> Given data
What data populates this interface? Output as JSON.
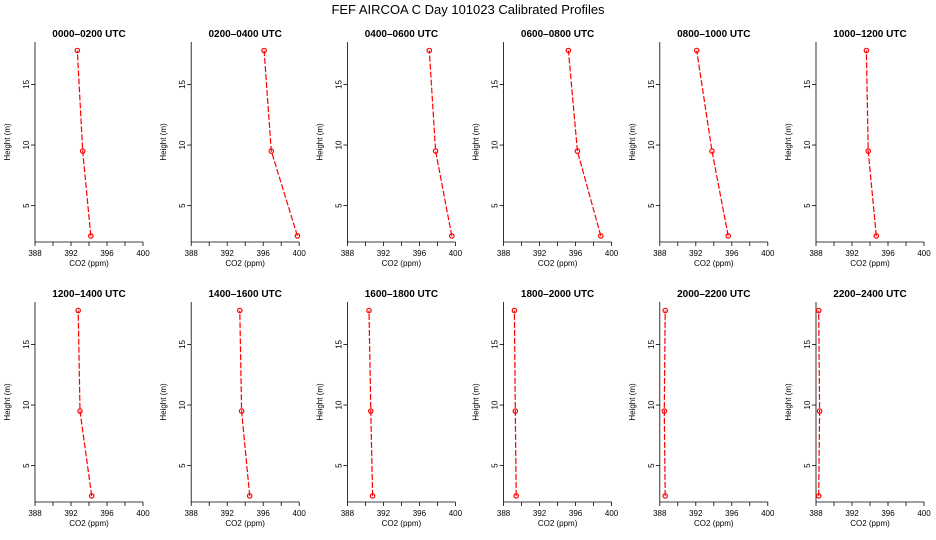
{
  "title": "FEF AIRCOA C  Day 101023  Calibrated Profiles",
  "xlabel": "CO2 (ppm)",
  "ylabel": "Height (m)",
  "line_color": "#ff0000",
  "chart_data": [
    {
      "type": "line",
      "title": "0000–0200 UTC",
      "xlabel": "CO2 (ppm)",
      "ylabel": "Height (m)",
      "xlim": [
        388,
        400
      ],
      "ylim": [
        2,
        18.5
      ],
      "xticks": [
        388,
        392,
        396,
        400
      ],
      "yticks": [
        5,
        10,
        15
      ],
      "series": [
        {
          "x": [
            394.2,
            393.3,
            392.7
          ],
          "y": [
            2.5,
            9.5,
            17.8
          ]
        }
      ]
    },
    {
      "type": "line",
      "title": "0200–0400 UTC",
      "xlabel": "CO2 (ppm)",
      "ylabel": "Height (m)",
      "xlim": [
        388,
        400
      ],
      "ylim": [
        2,
        18.5
      ],
      "xticks": [
        388,
        392,
        396,
        400
      ],
      "yticks": [
        5,
        10,
        15
      ],
      "series": [
        {
          "x": [
            399.8,
            396.9,
            396.1
          ],
          "y": [
            2.5,
            9.5,
            17.8
          ]
        }
      ]
    },
    {
      "type": "line",
      "title": "0400–0600 UTC",
      "xlabel": "CO2 (ppm)",
      "ylabel": "Height (m)",
      "xlim": [
        388,
        400
      ],
      "ylim": [
        2,
        18.5
      ],
      "xticks": [
        388,
        392,
        396,
        400
      ],
      "yticks": [
        5,
        10,
        15
      ],
      "series": [
        {
          "x": [
            399.6,
            397.8,
            397.1
          ],
          "y": [
            2.5,
            9.5,
            17.8
          ]
        }
      ]
    },
    {
      "type": "line",
      "title": "0600–0800 UTC",
      "xlabel": "CO2 (ppm)",
      "ylabel": "Height (m)",
      "xlim": [
        388,
        400
      ],
      "ylim": [
        2,
        18.5
      ],
      "xticks": [
        388,
        392,
        396,
        400
      ],
      "yticks": [
        5,
        10,
        15
      ],
      "series": [
        {
          "x": [
            398.8,
            396.2,
            395.2
          ],
          "y": [
            2.5,
            9.5,
            17.8
          ]
        }
      ]
    },
    {
      "type": "line",
      "title": "0800–1000 UTC",
      "xlabel": "CO2 (ppm)",
      "ylabel": "Height (m)",
      "xlim": [
        388,
        400
      ],
      "ylim": [
        2,
        18.5
      ],
      "xticks": [
        388,
        392,
        396,
        400
      ],
      "yticks": [
        5,
        10,
        15
      ],
      "series": [
        {
          "x": [
            395.6,
            393.8,
            392.1
          ],
          "y": [
            2.5,
            9.5,
            17.8
          ]
        }
      ]
    },
    {
      "type": "line",
      "title": "1000–1200 UTC",
      "xlabel": "CO2 (ppm)",
      "ylabel": "Height (m)",
      "xlim": [
        388,
        400
      ],
      "ylim": [
        2,
        18.5
      ],
      "xticks": [
        388,
        392,
        396,
        400
      ],
      "yticks": [
        5,
        10,
        15
      ],
      "series": [
        {
          "x": [
            394.7,
            393.8,
            393.6
          ],
          "y": [
            2.5,
            9.5,
            17.8
          ]
        }
      ]
    },
    {
      "type": "line",
      "title": "1200–1400 UTC",
      "xlabel": "CO2 (ppm)",
      "ylabel": "Height (m)",
      "xlim": [
        388,
        400
      ],
      "ylim": [
        2,
        18.5
      ],
      "xticks": [
        388,
        392,
        396,
        400
      ],
      "yticks": [
        5,
        10,
        15
      ],
      "series": [
        {
          "x": [
            394.3,
            393.0,
            392.8
          ],
          "y": [
            2.5,
            9.5,
            17.8
          ]
        }
      ]
    },
    {
      "type": "line",
      "title": "1400–1600 UTC",
      "xlabel": "CO2 (ppm)",
      "ylabel": "Height (m)",
      "xlim": [
        388,
        400
      ],
      "ylim": [
        2,
        18.5
      ],
      "xticks": [
        388,
        392,
        396,
        400
      ],
      "yticks": [
        5,
        10,
        15
      ],
      "series": [
        {
          "x": [
            394.5,
            393.6,
            393.4
          ],
          "y": [
            2.5,
            9.5,
            17.8
          ]
        }
      ]
    },
    {
      "type": "line",
      "title": "1600–1800 UTC",
      "xlabel": "CO2 (ppm)",
      "ylabel": "Height (m)",
      "xlim": [
        388,
        400
      ],
      "ylim": [
        2,
        18.5
      ],
      "xticks": [
        388,
        392,
        396,
        400
      ],
      "yticks": [
        5,
        10,
        15
      ],
      "series": [
        {
          "x": [
            390.8,
            390.6,
            390.4
          ],
          "y": [
            2.5,
            9.5,
            17.8
          ]
        }
      ]
    },
    {
      "type": "line",
      "title": "1800–2000 UTC",
      "xlabel": "CO2 (ppm)",
      "ylabel": "Height (m)",
      "xlim": [
        388,
        400
      ],
      "ylim": [
        2,
        18.5
      ],
      "xticks": [
        388,
        392,
        396,
        400
      ],
      "yticks": [
        5,
        10,
        15
      ],
      "series": [
        {
          "x": [
            389.4,
            389.3,
            389.2
          ],
          "y": [
            2.5,
            9.5,
            17.8
          ]
        }
      ]
    },
    {
      "type": "line",
      "title": "2000–2200 UTC",
      "xlabel": "CO2 (ppm)",
      "ylabel": "Height (m)",
      "xlim": [
        388,
        400
      ],
      "ylim": [
        2,
        18.5
      ],
      "xticks": [
        388,
        392,
        396,
        400
      ],
      "yticks": [
        5,
        10,
        15
      ],
      "series": [
        {
          "x": [
            388.6,
            388.5,
            388.6
          ],
          "y": [
            2.5,
            9.5,
            17.8
          ]
        }
      ]
    },
    {
      "type": "line",
      "title": "2200–2400 UTC",
      "xlabel": "CO2 (ppm)",
      "ylabel": "Height (m)",
      "xlim": [
        388,
        400
      ],
      "ylim": [
        2,
        18.5
      ],
      "xticks": [
        388,
        392,
        396,
        400
      ],
      "yticks": [
        5,
        10,
        15
      ],
      "series": [
        {
          "x": [
            388.3,
            388.4,
            388.3
          ],
          "y": [
            2.5,
            9.5,
            17.8
          ]
        }
      ]
    }
  ]
}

> Problem description
Every entry must be written out exactly, with all pictures left out.

> Reply
What data populates this interface? Output as JSON.
{
  "title": "FEF AIRCOA C  Day 101023  Calibrated Profiles",
  "xlabel": "CO2 (ppm)",
  "ylabel": "Height (m)",
  "line_color": "#ff0000",
  "chart_data": [
    {
      "type": "line",
      "title": "0000–0200 UTC",
      "xlabel": "CO2 (ppm)",
      "ylabel": "Height (m)",
      "xlim": [
        388,
        400
      ],
      "ylim": [
        2,
        18.5
      ],
      "xticks": [
        388,
        392,
        396,
        400
      ],
      "yticks": [
        5,
        10,
        15
      ],
      "series": [
        {
          "x": [
            394.2,
            393.3,
            392.7
          ],
          "y": [
            2.5,
            9.5,
            17.8
          ]
        }
      ]
    },
    {
      "type": "line",
      "title": "0200–0400 UTC",
      "xlabel": "CO2 (ppm)",
      "ylabel": "Height (m)",
      "xlim": [
        388,
        400
      ],
      "ylim": [
        2,
        18.5
      ],
      "xticks": [
        388,
        392,
        396,
        400
      ],
      "yticks": [
        5,
        10,
        15
      ],
      "series": [
        {
          "x": [
            399.8,
            396.9,
            396.1
          ],
          "y": [
            2.5,
            9.5,
            17.8
          ]
        }
      ]
    },
    {
      "type": "line",
      "title": "0400–0600 UTC",
      "xlabel": "CO2 (ppm)",
      "ylabel": "Height (m)",
      "xlim": [
        388,
        400
      ],
      "ylim": [
        2,
        18.5
      ],
      "xticks": [
        388,
        392,
        396,
        400
      ],
      "yticks": [
        5,
        10,
        15
      ],
      "series": [
        {
          "x": [
            399.6,
            397.8,
            397.1
          ],
          "y": [
            2.5,
            9.5,
            17.8
          ]
        }
      ]
    },
    {
      "type": "line",
      "title": "0600–0800 UTC",
      "xlabel": "CO2 (ppm)",
      "ylabel": "Height (m)",
      "xlim": [
        388,
        400
      ],
      "ylim": [
        2,
        18.5
      ],
      "xticks": [
        388,
        392,
        396,
        400
      ],
      "yticks": [
        5,
        10,
        15
      ],
      "series": [
        {
          "x": [
            398.8,
            396.2,
            395.2
          ],
          "y": [
            2.5,
            9.5,
            17.8
          ]
        }
      ]
    },
    {
      "type": "line",
      "title": "0800–1000 UTC",
      "xlabel": "CO2 (ppm)",
      "ylabel": "Height (m)",
      "xlim": [
        388,
        400
      ],
      "ylim": [
        2,
        18.5
      ],
      "xticks": [
        388,
        392,
        396,
        400
      ],
      "yticks": [
        5,
        10,
        15
      ],
      "series": [
        {
          "x": [
            395.6,
            393.8,
            392.1
          ],
          "y": [
            2.5,
            9.5,
            17.8
          ]
        }
      ]
    },
    {
      "type": "line",
      "title": "1000–1200 UTC",
      "xlabel": "CO2 (ppm)",
      "ylabel": "Height (m)",
      "xlim": [
        388,
        400
      ],
      "ylim": [
        2,
        18.5
      ],
      "xticks": [
        388,
        392,
        396,
        400
      ],
      "yticks": [
        5,
        10,
        15
      ],
      "series": [
        {
          "x": [
            394.7,
            393.8,
            393.6
          ],
          "y": [
            2.5,
            9.5,
            17.8
          ]
        }
      ]
    },
    {
      "type": "line",
      "title": "1200–1400 UTC",
      "xlabel": "CO2 (ppm)",
      "ylabel": "Height (m)",
      "xlim": [
        388,
        400
      ],
      "ylim": [
        2,
        18.5
      ],
      "xticks": [
        388,
        392,
        396,
        400
      ],
      "yticks": [
        5,
        10,
        15
      ],
      "series": [
        {
          "x": [
            394.3,
            393.0,
            392.8
          ],
          "y": [
            2.5,
            9.5,
            17.8
          ]
        }
      ]
    },
    {
      "type": "line",
      "title": "1400–1600 UTC",
      "xlabel": "CO2 (ppm)",
      "ylabel": "Height (m)",
      "xlim": [
        388,
        400
      ],
      "ylim": [
        2,
        18.5
      ],
      "xticks": [
        388,
        392,
        396,
        400
      ],
      "yticks": [
        5,
        10,
        15
      ],
      "series": [
        {
          "x": [
            394.5,
            393.6,
            393.4
          ],
          "y": [
            2.5,
            9.5,
            17.8
          ]
        }
      ]
    },
    {
      "type": "line",
      "title": "1600–1800 UTC",
      "xlabel": "CO2 (ppm)",
      "ylabel": "Height (m)",
      "xlim": [
        388,
        400
      ],
      "ylim": [
        2,
        18.5
      ],
      "xticks": [
        388,
        392,
        396,
        400
      ],
      "yticks": [
        5,
        10,
        15
      ],
      "series": [
        {
          "x": [
            390.8,
            390.6,
            390.4
          ],
          "y": [
            2.5,
            9.5,
            17.8
          ]
        }
      ]
    },
    {
      "type": "line",
      "title": "1800–2000 UTC",
      "xlabel": "CO2 (ppm)",
      "ylabel": "Height (m)",
      "xlim": [
        388,
        400
      ],
      "ylim": [
        2,
        18.5
      ],
      "xticks": [
        388,
        392,
        396,
        400
      ],
      "yticks": [
        5,
        10,
        15
      ],
      "series": [
        {
          "x": [
            389.4,
            389.3,
            389.2
          ],
          "y": [
            2.5,
            9.5,
            17.8
          ]
        }
      ]
    },
    {
      "type": "line",
      "title": "2000–2200 UTC",
      "xlabel": "CO2 (ppm)",
      "ylabel": "Height (m)",
      "xlim": [
        388,
        400
      ],
      "ylim": [
        2,
        18.5
      ],
      "xticks": [
        388,
        392,
        396,
        400
      ],
      "yticks": [
        5,
        10,
        15
      ],
      "series": [
        {
          "x": [
            388.6,
            388.5,
            388.6
          ],
          "y": [
            2.5,
            9.5,
            17.8
          ]
        }
      ]
    },
    {
      "type": "line",
      "title": "2200–2400 UTC",
      "xlabel": "CO2 (ppm)",
      "ylabel": "Height (m)",
      "xlim": [
        388,
        400
      ],
      "ylim": [
        2,
        18.5
      ],
      "xticks": [
        388,
        392,
        396,
        400
      ],
      "yticks": [
        5,
        10,
        15
      ],
      "series": [
        {
          "x": [
            388.3,
            388.4,
            388.3
          ],
          "y": [
            2.5,
            9.5,
            17.8
          ]
        }
      ]
    }
  ]
}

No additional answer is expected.